> Instruction: Retype the tail of the data exactly, starting at the line containing "Type out the text in this image." and stopping at the last line.
** Start Given records **
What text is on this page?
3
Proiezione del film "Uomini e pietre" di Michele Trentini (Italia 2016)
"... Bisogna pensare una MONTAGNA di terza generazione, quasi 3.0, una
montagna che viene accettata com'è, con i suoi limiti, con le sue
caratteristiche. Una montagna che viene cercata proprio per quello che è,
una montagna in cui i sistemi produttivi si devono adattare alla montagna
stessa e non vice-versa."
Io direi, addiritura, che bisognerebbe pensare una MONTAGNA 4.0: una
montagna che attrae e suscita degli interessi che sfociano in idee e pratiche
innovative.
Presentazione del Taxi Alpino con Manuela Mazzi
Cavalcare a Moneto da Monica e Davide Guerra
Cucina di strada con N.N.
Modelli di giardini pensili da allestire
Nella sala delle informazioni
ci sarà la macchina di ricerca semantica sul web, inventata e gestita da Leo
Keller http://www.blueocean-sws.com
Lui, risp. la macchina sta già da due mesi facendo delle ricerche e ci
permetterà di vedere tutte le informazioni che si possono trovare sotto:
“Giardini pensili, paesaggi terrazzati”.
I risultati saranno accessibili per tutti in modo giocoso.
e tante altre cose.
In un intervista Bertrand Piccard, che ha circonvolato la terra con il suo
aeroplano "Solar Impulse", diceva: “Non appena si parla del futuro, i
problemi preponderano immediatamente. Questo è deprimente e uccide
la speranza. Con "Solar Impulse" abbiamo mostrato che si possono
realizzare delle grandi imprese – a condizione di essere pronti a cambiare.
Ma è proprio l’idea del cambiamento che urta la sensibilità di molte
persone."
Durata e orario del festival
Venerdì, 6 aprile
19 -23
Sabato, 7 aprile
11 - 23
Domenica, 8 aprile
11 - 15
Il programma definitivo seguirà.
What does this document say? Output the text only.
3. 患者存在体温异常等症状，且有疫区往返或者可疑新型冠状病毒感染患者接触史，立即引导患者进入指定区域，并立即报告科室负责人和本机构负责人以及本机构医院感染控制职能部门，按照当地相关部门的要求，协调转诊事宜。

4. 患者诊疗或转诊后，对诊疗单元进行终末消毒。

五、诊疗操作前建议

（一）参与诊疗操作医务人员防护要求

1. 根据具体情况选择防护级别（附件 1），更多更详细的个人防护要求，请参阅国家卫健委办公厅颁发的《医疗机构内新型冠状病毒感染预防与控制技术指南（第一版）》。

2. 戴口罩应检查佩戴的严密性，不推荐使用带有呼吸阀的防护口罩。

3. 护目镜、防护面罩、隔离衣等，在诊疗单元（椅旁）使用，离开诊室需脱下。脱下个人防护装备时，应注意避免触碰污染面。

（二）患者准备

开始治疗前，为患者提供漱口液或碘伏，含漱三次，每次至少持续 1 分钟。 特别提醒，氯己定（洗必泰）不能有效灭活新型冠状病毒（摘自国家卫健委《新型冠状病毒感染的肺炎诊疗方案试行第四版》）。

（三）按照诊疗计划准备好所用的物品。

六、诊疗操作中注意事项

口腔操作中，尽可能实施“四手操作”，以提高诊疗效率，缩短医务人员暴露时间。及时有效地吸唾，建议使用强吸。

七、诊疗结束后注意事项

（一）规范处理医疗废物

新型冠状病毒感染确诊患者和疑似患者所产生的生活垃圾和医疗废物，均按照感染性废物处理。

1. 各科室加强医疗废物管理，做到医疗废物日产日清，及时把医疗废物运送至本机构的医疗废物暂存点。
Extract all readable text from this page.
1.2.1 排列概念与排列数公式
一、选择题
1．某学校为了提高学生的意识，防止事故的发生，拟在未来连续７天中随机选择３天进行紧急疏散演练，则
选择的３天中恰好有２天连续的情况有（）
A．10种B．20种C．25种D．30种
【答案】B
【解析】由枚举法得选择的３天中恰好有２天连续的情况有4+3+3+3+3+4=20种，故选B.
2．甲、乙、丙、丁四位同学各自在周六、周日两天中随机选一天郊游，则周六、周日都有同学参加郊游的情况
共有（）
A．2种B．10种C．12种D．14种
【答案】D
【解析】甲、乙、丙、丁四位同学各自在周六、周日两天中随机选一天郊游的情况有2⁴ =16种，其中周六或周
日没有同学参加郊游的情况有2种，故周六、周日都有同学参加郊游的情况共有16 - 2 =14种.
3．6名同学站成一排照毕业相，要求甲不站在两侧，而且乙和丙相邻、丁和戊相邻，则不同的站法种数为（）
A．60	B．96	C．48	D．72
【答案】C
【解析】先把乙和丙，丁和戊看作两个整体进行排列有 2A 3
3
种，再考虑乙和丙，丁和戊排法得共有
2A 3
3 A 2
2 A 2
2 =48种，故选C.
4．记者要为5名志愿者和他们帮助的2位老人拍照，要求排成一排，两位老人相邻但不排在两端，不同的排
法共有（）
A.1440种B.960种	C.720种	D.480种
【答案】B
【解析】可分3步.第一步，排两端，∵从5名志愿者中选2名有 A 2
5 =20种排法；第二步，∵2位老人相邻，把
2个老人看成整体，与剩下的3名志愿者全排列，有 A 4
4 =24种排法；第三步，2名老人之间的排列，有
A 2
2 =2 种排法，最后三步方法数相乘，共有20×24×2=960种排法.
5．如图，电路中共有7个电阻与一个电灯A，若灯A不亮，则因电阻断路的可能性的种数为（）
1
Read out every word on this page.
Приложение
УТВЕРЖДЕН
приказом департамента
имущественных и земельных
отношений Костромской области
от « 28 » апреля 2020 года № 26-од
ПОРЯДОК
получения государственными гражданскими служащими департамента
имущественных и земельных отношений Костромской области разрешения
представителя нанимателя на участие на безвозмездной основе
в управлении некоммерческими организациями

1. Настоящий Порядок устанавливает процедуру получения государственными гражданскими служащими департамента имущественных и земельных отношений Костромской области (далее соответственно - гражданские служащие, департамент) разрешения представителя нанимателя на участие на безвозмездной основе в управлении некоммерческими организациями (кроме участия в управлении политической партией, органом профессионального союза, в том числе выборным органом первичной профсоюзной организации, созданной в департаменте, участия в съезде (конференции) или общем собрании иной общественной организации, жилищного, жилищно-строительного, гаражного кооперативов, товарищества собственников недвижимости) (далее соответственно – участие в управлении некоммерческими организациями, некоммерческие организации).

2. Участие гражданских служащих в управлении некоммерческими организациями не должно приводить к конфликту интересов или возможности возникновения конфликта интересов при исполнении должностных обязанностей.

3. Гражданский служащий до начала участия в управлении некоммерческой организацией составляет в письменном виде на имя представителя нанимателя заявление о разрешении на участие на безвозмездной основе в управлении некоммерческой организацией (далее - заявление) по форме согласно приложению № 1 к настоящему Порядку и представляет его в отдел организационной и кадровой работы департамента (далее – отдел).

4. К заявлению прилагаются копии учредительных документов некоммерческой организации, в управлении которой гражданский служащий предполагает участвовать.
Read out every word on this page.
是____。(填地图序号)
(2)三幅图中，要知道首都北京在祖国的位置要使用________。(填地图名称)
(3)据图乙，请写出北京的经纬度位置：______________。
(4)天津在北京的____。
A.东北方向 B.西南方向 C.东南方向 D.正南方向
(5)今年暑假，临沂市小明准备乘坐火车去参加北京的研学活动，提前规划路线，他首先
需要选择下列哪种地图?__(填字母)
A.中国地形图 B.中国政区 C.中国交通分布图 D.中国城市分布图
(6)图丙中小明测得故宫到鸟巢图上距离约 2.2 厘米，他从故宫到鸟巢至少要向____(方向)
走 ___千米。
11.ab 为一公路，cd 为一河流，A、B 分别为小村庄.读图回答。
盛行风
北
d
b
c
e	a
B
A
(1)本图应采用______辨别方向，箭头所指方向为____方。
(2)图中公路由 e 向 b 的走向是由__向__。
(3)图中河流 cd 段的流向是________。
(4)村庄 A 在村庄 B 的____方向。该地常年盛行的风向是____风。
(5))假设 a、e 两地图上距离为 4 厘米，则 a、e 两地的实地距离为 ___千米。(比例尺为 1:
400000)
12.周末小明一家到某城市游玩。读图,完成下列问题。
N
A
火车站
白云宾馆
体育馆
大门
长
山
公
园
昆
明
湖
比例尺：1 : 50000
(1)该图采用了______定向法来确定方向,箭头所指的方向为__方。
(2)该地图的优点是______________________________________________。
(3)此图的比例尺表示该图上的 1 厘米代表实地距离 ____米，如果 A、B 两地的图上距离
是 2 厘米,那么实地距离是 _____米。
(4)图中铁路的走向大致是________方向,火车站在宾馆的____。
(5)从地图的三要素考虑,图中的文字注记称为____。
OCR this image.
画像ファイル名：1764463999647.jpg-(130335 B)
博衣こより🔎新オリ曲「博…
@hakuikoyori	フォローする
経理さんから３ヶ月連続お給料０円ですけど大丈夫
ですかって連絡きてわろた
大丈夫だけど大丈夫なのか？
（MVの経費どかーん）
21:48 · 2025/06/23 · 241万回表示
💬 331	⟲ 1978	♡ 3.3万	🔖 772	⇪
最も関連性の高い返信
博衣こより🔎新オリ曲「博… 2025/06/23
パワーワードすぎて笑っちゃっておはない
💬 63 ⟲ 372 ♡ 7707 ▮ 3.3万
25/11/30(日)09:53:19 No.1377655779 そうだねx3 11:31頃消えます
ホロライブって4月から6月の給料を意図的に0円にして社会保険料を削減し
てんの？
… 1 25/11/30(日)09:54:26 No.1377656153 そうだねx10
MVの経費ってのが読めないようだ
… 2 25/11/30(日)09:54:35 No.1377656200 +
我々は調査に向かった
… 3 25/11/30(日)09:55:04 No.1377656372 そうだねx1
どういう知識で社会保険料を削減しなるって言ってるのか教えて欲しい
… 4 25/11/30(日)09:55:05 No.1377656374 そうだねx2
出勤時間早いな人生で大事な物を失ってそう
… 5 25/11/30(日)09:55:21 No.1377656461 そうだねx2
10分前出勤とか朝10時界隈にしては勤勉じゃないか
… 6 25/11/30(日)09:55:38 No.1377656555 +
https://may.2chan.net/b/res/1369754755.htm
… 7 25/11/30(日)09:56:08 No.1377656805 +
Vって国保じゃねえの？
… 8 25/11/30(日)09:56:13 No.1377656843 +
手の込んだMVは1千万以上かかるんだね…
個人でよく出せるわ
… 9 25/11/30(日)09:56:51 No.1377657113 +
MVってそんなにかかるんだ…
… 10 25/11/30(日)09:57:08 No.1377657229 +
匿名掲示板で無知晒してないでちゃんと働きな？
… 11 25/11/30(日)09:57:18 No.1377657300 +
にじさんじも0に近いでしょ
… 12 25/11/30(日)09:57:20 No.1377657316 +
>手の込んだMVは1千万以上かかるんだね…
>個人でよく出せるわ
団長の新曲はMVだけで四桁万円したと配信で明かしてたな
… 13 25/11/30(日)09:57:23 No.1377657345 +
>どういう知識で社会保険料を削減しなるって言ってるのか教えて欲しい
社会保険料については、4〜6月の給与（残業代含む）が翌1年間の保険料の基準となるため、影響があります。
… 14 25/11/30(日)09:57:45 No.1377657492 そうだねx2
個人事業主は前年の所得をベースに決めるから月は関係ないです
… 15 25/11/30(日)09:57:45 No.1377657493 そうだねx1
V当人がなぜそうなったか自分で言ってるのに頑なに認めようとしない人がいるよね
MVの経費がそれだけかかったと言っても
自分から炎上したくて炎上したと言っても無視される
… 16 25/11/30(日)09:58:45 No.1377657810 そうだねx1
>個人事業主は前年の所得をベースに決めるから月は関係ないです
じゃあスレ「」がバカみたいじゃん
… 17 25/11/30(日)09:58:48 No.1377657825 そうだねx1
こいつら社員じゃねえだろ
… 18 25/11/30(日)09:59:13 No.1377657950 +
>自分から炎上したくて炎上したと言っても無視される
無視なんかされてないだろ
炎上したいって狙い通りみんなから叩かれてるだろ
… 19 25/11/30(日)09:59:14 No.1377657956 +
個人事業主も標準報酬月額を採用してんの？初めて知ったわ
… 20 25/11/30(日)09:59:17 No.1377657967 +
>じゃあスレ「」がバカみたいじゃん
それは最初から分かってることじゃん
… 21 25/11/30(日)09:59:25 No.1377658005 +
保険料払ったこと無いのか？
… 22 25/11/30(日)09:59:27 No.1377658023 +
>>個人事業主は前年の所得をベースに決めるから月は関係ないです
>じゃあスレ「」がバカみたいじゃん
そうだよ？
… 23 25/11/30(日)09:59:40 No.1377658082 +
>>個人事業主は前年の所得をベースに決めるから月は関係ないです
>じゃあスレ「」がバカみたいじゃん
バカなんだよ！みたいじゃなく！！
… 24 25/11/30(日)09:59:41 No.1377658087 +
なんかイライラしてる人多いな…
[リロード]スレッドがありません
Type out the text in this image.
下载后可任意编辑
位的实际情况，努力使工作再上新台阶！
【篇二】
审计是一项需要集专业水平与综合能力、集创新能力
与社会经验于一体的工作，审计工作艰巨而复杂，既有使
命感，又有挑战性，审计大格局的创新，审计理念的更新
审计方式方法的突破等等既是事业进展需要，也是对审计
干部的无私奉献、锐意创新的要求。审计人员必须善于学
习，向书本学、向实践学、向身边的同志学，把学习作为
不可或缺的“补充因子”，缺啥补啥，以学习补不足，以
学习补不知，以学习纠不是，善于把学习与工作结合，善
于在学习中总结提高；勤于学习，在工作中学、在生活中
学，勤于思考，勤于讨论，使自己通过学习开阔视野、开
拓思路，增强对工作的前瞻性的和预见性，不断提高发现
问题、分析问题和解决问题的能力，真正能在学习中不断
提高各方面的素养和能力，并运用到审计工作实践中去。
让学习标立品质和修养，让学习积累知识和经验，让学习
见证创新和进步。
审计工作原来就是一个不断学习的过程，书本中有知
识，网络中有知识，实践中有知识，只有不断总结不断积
** End Given records **
> Right answer:
Type out the text in this image.
下载后可任意编辑
位的实际情况，努力使工作再上新台阶！
【篇二】
审计是一项需要集专业水平与综合能力、集创新能力
与社会经验于一体的工作，审计工作艰巨而复杂，既有使
命感，又有挑战性，审计大格局的创新，审计理念的更新
审计方式方法的突破等等既是事业进展需要，也是对审计
干部的无私奉献、锐意创新的要求。审计人员必须善于学
习，向书本学、向实践学、向身边的同志学，把学习作为
不可或缺的“补充因子”，缺啥补啥，以学习补不足，以
学习补不知，以学习纠不是，善于把学习与工作结合，善
于在学习中总结提高；勤于学习，在工作中学、在生活中
学，勤于思考，勤于讨论，使自己通过学习开阔视野、开
拓思路，增强对工作的前瞻性的和预见性，不断提高发现
问题、分析问题和解决问题的能力，真正能在学习中不断
提高各方面的素养和能力，并运用到审计工作实践中去。
让学习标立品质和修养，让学习积累知识和经验，让学习
见证创新和进步。
审计工作原来就是一个不断学习的过程，书本中有知
识，网络中有知识，实践中有知识，只有不断总结不断积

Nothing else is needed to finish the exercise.